____ Raw data
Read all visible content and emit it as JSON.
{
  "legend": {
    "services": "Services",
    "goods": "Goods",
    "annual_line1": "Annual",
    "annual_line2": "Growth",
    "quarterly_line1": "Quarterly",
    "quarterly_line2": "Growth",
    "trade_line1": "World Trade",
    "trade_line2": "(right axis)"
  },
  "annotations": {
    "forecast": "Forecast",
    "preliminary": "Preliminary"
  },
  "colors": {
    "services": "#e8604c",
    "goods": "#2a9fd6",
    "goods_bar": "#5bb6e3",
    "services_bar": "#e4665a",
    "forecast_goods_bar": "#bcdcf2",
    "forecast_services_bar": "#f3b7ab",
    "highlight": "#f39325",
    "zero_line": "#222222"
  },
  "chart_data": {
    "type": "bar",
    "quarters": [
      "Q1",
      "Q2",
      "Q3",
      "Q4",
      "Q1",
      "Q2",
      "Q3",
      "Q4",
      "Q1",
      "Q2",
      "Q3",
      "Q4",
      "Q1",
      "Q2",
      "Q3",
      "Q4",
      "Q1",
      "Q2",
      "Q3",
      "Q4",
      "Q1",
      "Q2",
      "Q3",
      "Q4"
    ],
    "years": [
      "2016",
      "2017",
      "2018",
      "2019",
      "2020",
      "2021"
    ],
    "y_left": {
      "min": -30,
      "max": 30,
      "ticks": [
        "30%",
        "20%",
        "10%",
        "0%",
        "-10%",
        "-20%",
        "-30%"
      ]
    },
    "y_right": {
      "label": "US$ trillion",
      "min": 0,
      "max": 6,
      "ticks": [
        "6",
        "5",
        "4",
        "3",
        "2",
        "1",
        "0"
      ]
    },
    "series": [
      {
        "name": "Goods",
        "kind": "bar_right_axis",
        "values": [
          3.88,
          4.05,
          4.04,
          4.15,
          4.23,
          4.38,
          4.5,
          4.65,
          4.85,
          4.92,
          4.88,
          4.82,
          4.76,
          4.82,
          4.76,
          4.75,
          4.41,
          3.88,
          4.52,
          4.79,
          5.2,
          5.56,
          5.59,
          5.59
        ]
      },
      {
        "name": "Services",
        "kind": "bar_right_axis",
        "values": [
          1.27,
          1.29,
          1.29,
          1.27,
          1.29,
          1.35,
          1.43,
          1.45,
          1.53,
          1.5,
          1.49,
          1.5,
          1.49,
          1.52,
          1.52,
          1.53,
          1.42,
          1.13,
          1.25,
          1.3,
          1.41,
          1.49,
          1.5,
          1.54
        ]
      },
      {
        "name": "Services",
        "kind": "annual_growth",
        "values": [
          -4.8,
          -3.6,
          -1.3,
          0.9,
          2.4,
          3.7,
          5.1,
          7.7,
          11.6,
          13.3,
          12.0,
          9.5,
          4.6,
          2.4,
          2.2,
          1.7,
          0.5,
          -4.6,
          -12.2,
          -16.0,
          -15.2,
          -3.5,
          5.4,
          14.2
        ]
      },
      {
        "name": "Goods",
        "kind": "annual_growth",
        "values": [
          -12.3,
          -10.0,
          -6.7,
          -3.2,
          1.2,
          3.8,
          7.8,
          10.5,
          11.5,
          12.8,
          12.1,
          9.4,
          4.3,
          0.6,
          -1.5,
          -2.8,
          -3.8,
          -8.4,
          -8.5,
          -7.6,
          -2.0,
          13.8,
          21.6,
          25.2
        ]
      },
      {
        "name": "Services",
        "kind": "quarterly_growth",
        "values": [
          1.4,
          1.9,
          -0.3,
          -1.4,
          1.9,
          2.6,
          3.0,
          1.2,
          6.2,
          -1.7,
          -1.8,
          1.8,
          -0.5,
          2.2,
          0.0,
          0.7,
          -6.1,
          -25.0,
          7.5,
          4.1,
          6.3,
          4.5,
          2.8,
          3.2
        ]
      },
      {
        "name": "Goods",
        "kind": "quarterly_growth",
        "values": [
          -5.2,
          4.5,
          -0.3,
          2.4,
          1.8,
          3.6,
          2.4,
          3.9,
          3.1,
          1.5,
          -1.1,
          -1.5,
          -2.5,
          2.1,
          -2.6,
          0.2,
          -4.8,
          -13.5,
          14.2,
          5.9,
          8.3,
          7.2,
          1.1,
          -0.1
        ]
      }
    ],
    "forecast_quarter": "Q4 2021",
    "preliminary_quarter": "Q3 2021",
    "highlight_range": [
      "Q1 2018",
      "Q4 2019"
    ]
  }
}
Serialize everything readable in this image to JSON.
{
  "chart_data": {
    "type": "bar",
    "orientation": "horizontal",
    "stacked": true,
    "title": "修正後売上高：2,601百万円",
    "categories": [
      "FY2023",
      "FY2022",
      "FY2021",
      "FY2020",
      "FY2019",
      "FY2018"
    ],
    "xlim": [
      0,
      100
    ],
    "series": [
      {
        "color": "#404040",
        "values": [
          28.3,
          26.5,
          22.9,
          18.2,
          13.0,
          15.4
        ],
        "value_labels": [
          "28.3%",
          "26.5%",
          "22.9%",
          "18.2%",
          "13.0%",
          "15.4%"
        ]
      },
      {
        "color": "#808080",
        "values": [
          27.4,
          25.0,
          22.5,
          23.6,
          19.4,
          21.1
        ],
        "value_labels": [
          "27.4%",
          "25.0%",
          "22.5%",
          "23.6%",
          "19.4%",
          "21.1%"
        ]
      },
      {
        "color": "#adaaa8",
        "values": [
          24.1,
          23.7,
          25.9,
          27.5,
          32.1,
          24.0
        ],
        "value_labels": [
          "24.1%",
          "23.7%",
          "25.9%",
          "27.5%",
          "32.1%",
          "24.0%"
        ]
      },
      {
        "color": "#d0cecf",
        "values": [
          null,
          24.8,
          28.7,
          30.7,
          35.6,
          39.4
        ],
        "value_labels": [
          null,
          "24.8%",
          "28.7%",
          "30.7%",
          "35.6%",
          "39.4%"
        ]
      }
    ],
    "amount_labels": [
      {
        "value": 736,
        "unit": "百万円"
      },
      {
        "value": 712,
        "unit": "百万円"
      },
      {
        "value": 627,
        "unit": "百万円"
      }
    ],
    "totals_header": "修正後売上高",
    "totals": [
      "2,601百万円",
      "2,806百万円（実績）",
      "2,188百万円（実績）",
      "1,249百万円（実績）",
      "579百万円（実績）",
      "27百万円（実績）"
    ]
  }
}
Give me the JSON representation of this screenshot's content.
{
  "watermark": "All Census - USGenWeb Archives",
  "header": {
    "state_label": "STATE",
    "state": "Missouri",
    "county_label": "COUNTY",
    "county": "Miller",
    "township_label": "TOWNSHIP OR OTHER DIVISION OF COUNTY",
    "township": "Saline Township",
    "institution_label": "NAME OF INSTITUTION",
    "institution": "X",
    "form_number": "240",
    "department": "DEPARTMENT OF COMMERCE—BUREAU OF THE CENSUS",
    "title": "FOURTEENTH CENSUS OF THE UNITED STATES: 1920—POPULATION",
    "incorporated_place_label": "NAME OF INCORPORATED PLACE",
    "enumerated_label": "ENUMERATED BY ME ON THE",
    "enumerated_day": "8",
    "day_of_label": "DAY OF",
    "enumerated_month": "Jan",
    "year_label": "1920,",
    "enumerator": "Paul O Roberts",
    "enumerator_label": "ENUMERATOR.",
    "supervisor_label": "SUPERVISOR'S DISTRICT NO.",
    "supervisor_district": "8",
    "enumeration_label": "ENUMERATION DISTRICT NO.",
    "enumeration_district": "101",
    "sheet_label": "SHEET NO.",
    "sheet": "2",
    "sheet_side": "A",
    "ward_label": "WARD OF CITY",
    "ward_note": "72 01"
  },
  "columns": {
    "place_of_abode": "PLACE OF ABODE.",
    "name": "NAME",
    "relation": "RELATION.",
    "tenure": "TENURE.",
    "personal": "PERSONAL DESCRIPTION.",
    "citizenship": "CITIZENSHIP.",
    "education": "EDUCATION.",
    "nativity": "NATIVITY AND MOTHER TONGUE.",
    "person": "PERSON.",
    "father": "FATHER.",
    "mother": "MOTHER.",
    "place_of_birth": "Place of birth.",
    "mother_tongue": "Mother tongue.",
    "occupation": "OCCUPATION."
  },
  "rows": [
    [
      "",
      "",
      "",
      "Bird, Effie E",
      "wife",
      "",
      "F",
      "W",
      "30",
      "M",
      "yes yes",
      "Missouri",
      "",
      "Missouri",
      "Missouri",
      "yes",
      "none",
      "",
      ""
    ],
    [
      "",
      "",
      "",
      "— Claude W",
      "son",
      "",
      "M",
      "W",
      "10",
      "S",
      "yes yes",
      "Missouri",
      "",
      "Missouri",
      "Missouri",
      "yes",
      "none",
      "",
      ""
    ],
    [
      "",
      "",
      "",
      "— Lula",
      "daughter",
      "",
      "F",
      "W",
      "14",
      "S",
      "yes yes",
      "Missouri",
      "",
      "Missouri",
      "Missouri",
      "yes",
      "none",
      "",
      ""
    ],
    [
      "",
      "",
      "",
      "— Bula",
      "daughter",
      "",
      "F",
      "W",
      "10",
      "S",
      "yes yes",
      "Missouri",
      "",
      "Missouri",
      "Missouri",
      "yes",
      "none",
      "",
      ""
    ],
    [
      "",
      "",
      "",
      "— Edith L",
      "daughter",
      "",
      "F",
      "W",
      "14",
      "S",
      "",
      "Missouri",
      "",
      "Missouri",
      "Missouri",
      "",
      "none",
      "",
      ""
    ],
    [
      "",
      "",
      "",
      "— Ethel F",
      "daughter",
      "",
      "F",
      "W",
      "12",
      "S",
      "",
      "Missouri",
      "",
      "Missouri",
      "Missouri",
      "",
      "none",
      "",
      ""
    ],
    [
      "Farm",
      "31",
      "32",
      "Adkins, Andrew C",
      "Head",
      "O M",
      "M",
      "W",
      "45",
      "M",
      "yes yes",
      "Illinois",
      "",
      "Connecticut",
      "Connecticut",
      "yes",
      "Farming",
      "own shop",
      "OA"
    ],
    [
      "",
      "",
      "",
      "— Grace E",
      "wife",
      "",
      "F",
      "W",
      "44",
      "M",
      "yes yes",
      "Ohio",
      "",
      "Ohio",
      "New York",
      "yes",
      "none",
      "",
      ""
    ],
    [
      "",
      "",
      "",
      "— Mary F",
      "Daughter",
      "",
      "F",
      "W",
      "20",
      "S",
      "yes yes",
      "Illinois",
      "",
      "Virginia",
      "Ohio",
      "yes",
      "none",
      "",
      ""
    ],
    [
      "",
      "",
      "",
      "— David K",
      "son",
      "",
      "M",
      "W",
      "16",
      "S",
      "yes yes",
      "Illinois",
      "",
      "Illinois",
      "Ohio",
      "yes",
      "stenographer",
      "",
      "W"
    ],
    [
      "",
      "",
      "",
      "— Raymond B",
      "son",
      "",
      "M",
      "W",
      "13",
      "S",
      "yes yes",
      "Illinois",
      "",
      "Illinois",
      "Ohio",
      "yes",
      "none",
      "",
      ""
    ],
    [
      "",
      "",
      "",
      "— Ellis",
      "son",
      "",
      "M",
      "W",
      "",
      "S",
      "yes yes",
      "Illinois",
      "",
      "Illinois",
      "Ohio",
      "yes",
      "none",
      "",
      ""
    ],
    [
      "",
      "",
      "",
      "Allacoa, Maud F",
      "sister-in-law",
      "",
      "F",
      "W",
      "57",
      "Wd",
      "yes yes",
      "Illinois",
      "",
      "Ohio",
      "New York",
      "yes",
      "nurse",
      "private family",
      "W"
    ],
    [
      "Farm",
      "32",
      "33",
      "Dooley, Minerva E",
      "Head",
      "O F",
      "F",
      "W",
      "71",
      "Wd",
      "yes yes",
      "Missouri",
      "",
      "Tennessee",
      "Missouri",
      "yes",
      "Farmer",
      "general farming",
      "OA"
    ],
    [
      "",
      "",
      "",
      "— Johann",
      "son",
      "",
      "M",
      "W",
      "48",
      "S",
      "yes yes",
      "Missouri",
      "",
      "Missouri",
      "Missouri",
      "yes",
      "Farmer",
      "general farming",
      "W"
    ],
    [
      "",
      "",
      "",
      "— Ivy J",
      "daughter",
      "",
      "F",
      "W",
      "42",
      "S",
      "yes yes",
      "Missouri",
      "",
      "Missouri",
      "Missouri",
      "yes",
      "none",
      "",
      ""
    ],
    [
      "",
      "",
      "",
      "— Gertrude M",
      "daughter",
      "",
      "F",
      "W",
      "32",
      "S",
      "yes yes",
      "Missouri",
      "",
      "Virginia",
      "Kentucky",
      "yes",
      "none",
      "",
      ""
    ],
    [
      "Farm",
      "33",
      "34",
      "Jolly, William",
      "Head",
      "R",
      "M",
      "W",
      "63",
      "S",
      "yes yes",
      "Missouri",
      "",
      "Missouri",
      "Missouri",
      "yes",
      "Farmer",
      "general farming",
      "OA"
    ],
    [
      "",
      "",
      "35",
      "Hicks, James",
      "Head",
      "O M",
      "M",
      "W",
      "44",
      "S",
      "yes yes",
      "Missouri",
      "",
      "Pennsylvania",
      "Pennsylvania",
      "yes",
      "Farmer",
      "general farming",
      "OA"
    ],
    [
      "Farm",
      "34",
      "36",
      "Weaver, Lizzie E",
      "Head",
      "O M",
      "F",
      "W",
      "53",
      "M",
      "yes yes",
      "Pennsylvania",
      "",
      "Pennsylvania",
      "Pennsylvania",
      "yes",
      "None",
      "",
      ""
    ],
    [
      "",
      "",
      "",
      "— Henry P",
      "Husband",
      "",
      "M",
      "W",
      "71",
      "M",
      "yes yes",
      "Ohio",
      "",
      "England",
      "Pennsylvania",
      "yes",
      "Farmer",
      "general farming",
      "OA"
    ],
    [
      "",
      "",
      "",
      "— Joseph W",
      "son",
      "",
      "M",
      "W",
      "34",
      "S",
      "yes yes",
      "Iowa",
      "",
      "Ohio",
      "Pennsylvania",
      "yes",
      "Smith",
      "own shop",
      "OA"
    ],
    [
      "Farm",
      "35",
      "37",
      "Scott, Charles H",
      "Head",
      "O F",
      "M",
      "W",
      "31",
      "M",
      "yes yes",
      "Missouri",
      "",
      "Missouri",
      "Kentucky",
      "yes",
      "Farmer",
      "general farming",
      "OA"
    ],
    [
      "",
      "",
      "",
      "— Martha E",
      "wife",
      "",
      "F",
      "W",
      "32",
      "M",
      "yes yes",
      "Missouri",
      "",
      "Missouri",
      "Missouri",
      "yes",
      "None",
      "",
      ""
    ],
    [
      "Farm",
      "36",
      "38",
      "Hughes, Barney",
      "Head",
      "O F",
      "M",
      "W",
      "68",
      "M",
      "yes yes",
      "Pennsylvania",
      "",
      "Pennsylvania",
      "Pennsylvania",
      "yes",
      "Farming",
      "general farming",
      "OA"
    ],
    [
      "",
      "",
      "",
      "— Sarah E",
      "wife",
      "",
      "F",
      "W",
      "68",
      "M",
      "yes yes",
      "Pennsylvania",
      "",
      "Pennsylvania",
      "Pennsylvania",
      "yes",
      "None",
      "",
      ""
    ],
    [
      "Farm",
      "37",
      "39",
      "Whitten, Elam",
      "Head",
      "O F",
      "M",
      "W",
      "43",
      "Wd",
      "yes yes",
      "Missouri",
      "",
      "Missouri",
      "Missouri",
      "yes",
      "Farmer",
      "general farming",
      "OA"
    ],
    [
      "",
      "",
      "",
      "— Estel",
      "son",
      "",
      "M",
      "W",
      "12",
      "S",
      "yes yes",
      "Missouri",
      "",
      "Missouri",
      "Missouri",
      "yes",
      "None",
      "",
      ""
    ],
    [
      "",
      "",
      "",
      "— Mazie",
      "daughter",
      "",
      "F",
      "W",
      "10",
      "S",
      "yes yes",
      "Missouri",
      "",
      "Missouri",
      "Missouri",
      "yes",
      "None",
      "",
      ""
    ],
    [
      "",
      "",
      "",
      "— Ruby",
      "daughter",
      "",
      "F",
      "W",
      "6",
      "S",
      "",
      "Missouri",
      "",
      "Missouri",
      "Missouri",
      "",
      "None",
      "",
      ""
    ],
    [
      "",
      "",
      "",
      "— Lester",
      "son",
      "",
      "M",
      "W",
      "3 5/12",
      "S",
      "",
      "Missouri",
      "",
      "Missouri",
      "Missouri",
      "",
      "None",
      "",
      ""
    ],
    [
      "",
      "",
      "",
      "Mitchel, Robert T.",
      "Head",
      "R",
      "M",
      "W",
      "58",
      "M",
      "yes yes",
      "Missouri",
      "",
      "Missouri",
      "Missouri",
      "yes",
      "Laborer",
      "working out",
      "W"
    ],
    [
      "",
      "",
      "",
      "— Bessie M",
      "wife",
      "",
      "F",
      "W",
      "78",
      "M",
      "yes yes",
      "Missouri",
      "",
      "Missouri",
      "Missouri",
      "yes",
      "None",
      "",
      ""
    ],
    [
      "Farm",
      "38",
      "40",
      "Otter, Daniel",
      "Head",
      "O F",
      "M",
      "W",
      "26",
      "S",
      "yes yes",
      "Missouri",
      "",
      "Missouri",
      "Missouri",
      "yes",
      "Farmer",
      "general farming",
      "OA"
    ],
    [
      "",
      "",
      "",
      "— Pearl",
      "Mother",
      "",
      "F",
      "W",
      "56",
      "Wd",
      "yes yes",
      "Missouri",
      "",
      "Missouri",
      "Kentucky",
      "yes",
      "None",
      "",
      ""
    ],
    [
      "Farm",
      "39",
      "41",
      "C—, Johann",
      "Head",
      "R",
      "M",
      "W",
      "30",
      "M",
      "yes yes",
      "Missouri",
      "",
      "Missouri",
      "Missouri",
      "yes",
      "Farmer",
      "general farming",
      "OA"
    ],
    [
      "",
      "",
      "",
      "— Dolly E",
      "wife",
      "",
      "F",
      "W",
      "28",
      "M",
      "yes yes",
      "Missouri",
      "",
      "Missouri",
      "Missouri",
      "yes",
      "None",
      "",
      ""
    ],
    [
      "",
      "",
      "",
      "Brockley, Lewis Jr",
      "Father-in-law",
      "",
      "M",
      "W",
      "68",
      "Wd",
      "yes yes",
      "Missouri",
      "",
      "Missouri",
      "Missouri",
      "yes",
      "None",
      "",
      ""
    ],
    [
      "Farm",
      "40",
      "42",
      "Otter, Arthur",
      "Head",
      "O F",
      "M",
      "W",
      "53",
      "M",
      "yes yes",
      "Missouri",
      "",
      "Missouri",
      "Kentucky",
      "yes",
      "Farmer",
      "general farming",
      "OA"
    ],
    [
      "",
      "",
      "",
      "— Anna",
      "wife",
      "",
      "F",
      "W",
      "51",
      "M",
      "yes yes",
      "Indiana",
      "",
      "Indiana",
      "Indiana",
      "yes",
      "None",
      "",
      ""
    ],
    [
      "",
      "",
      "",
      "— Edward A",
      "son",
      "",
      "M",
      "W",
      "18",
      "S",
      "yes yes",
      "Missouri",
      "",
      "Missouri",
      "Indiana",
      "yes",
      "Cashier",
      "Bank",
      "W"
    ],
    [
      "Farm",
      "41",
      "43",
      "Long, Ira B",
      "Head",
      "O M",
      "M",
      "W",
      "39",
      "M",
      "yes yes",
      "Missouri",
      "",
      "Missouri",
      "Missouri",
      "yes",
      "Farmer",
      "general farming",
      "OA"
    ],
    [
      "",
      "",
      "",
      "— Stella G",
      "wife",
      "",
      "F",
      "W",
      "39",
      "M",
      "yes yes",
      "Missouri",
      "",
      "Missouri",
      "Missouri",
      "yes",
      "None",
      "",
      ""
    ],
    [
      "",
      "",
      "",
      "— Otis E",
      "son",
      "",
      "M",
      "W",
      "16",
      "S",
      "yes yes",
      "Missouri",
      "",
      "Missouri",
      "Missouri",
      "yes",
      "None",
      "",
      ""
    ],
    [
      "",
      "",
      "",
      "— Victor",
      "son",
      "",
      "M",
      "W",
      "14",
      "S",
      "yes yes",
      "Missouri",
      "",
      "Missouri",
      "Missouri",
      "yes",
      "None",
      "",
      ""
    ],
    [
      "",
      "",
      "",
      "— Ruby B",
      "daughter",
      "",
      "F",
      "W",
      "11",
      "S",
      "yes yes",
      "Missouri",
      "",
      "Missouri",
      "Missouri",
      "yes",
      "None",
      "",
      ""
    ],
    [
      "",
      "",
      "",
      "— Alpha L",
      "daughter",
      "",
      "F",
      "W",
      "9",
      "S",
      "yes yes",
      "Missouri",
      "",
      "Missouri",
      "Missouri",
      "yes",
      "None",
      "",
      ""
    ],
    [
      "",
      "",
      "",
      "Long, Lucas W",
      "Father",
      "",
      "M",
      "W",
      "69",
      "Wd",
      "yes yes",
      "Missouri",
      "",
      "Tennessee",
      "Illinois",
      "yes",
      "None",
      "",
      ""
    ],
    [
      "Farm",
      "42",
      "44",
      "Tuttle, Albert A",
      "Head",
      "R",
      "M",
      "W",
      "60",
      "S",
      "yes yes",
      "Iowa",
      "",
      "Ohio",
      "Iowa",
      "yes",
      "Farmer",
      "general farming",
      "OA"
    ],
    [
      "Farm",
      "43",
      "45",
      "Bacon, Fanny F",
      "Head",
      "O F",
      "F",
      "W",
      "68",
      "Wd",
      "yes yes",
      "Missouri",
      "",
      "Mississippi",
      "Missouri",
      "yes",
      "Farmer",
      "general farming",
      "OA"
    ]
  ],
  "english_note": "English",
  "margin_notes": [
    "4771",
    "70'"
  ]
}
________
Task goal »
Indicate how many lines of the material contain the string "JSON", giving the number and nothing more.

The solution »
3